# Tarefas a realizar
a: Transcreva todas as frases interrogativas do texto sobre a Sé e a memória.
b: Dê continuidade ao texto sobre a Sé e a memória a partir da última frase apresentada.

# Texto de apoio

--- --- ---

Procuro no ontem, imagens que se distingam. A imponência daquela Sé que em ocre se destaca. Volto atrás, àquela fotografia tirada há mais de trinta anos e vejo-me ali. Era Verão. O calor era um pesado fardo que arrastávamos pelas ruas desertas. As pedras polidas das ruas reflectiam o intenso sol de Agosto e aquela igreja de pedra era o abrigo que mais se desejava. Quatro da tarde. Aquela porta em ogiva que ontem enfrentei parecia a mesma, e no entanto ... mais de trinta anos se passaram. Ocres são ainda hoje as pedras que abrigam a tradição e a fé das gentes mas a cidade cresceu. Ou fui eu que cresci e esqueci as ruas íngremes de pedras polidas em que as memórias escorregam? Ou fui eu que perdi na poeira dos anos o traçado dos caminhos que percorri naquela tarde de um Verão já quase esquecido?
Escrever o quê? Para quê se há esta inquietação que me faz disparar o coração? Lembrar ... a noite em que a estrada mergulhava num turbilhão. Lá atrás ficaram as vozes ... cada vez mais afastadas. As risadas abafadas no caminho de regresso. Os passos engolidos na distância. Fria a noite ... Escrever para quê se a lua ficou lá, como um berço dependurado num céu de breu? Escrever sobre o quê se as estrelas se dissolveram já nas luzes da cidade?

--- --- ---

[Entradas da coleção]
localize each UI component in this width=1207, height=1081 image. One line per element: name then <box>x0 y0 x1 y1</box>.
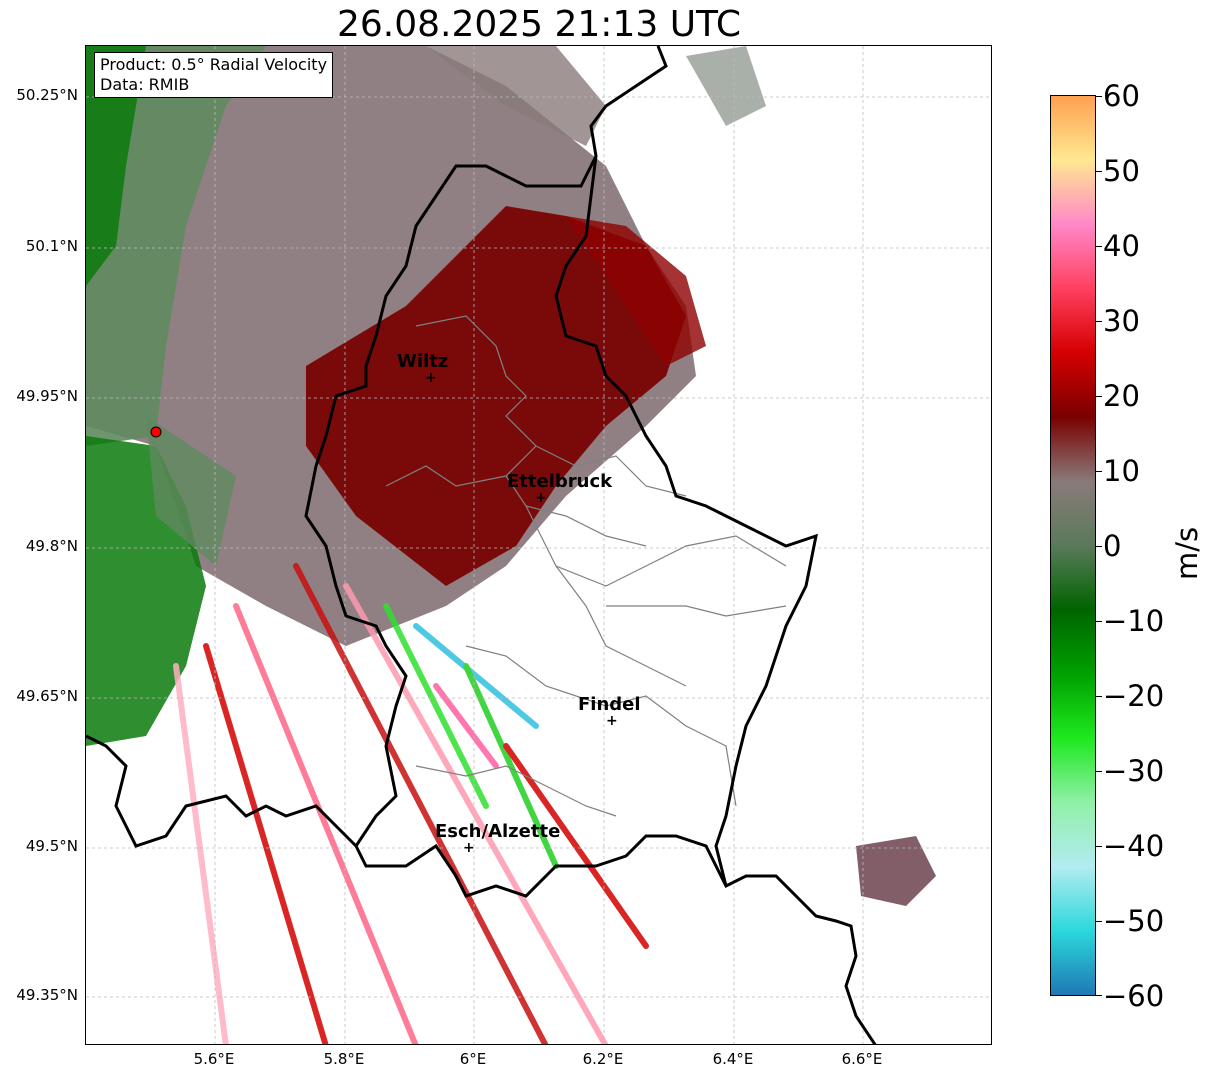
lon-tick-label: 5.8°E <box>323 1050 365 1068</box>
country-border-west <box>86 734 358 848</box>
colorbar-tick-label: −30 <box>1103 754 1165 788</box>
country-border <box>304 46 877 1044</box>
colorbar-tick-mark <box>1096 246 1102 247</box>
colorbar-tick-label: 30 <box>1103 304 1140 338</box>
colorbar-tick-mark <box>1096 546 1102 547</box>
product-label: Product: 0.5° Radial Velocity <box>100 55 328 74</box>
lat-tick-label: 49.5°N <box>25 837 78 855</box>
radar-site-marker <box>150 426 162 438</box>
lat-tick-label: 50.25°N <box>16 86 78 104</box>
colorbar-tick-label: 10 <box>1103 454 1140 488</box>
city-label-ettelbruck: Ettelbruck <box>507 471 613 492</box>
lat-tick-label: 50.1°N <box>25 237 78 255</box>
colorbar-tick-label: 20 <box>1103 379 1140 413</box>
product-info-box: Product: 0.5° Radial Velocity Data: RMIB <box>94 52 334 98</box>
colorbar-tick-label: 60 <box>1103 79 1140 113</box>
colorbar-tick-label: 40 <box>1103 229 1140 263</box>
colorbar-tick-label: −20 <box>1103 679 1165 713</box>
velocity-colorbar <box>1050 95 1096 996</box>
colorbar-unit-label: m/s <box>1170 526 1204 580</box>
lat-tick-label: 49.35°N <box>16 986 78 1004</box>
latitude-axis: 50.25°N 50.1°N 49.95°N 49.8°N 49.65°N 49… <box>0 0 78 1081</box>
colorbar-tick-label: 0 <box>1103 529 1122 563</box>
colorbar-tick-mark <box>1096 471 1102 472</box>
lat-tick-label: 49.95°N <box>16 387 78 405</box>
colorbar-tick-label: 50 <box>1103 154 1140 188</box>
lon-tick-label: 6°E <box>459 1050 487 1068</box>
canton-boundaries <box>385 315 787 817</box>
colorbar-tick-label: −60 <box>1103 979 1165 1013</box>
city-marker-wiltz: + <box>425 370 437 386</box>
colorbar-tick-mark <box>1096 96 1102 97</box>
lon-tick-label: 6.4°E <box>712 1050 754 1068</box>
lat-tick-label: 49.65°N <box>16 687 78 705</box>
colorbar-tick-mark <box>1096 921 1102 922</box>
colorbar-tick-mark <box>1096 995 1102 996</box>
colorbar-tick-label: −10 <box>1103 604 1165 638</box>
lon-tick-label: 5.6°E <box>193 1050 235 1068</box>
grid-lines <box>86 46 991 1044</box>
city-label-wiltz: Wiltz <box>397 351 449 372</box>
radar-map <box>85 45 992 1045</box>
colorbar-tick-mark <box>1096 321 1102 322</box>
colorbar-tick-mark <box>1096 621 1102 622</box>
radar-map-canvas <box>86 46 991 1044</box>
colorbar-tick-label: −50 <box>1103 904 1165 938</box>
lat-tick-label: 49.8°N <box>25 537 78 555</box>
lon-tick-label: 6.6°E <box>841 1050 883 1068</box>
velocity-streaks <box>173 563 649 1044</box>
city-label-esch-alzette: Esch/Alzette <box>435 821 561 842</box>
data-source-label: Data: RMIB <box>100 75 190 94</box>
colorbar-tick-mark <box>1096 171 1102 172</box>
city-marker-ettelbruck: + <box>535 490 547 506</box>
colorbar-tick-mark <box>1096 696 1102 697</box>
colorbar-tick-mark <box>1096 771 1102 772</box>
colorbar-tick-mark <box>1096 846 1102 847</box>
map-title: 26.08.2025 21:13 UTC <box>336 4 742 45</box>
city-marker-esch-alzette: + <box>463 840 475 856</box>
lon-tick-label: 6.2°E <box>582 1050 624 1068</box>
country-border-east <box>554 155 818 887</box>
city-label-findel: Findel <box>578 694 641 715</box>
city-marker-findel: + <box>606 713 618 729</box>
colorbar-tick-mark <box>1096 396 1102 397</box>
colorbar-tick-label: −40 <box>1103 829 1165 863</box>
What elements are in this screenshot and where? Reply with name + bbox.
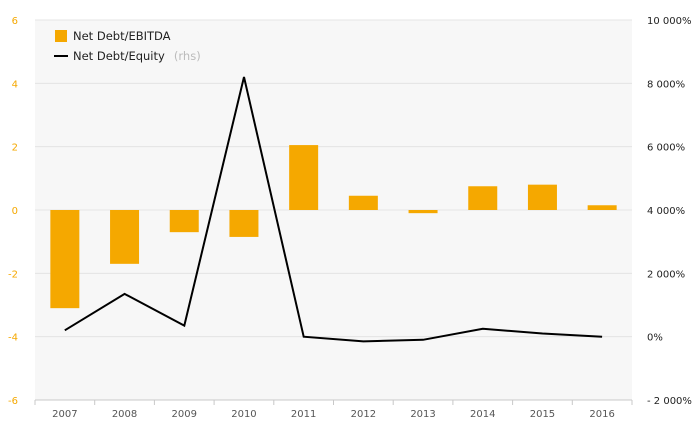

--- --- ---

# Conjunto de respostas
a:
1. Ou fui eu que cresci e esqueci as ruas íngremes de pedras polidas em que as memórias escorregam?
2. Ou fui eu que perdi na poeira dos anos o traçado dos caminhos que percorri naquela tarde de um Verão já quase esquecido?
3. Escrever o quê?
4. Para quê se há esta inquietação que me faz disparar o coração?
5. Escrever para quê se a lua ficou lá, como um berço dependurado num céu de breu?
6. Escrever sobre o quê se as estrelas se dissolveram já nas luzes da cidade?

b:
Como pesa esta noite! Sem estrelas, sem lua, sem vozes ... Arrefecem as pernas na ausência do calor morno do bichano. O tic-tac sobrepôe-se ao som baixo da televisão. Fecho os olhos e procuro as imagens do ontem (o que escrever ainda?) mas é o meu Tejo que se espraia agora no meu pensamento. Caía o dia e pelas amplas janelas o olhar procurava a luz irreal do entardecer. Lá em baixo, o rio ... a ponte ... Lisboa que adormecia! Sentia-se o entardecer no lento adoçar dos azuis. É como um suave manto que retira a pouco e pouco o brilho do dia. Sobre a cidade ao longe desenham-se as primeiras sombras - parecem ilhas recortadas no casario. Queria abrir as janelas e debruçar-me no varandim ... absorver aquele momento que, repetido em cada dia, é sempre diferente ... Não vejo o sol. Esconde-se longe do meu olhar, mas sinto o seu lento poisar no horizonte pelos sucessivos matizes da luz. Na ponte, o trânsito parece de brincar - formigas diligentes que se apressam antes da noite cair. O ocre impera agora sobre a cidade. É o momento fugaz da transição. Um minuto apenas passado e já pequenas luzes se vão acendendo pelas colinas. É com outro manto que se cobre agora a capital.
Arrefece. No peito entranha-se a estranheza de um novo anoitecer.
Arrefece. As mãos acarinham o rosto cansado. Os olhos cedem a um peso que subitamente se impõe. As mãos desistem. Escrever sobre o quê? Amanhã ... escrevo amanhã!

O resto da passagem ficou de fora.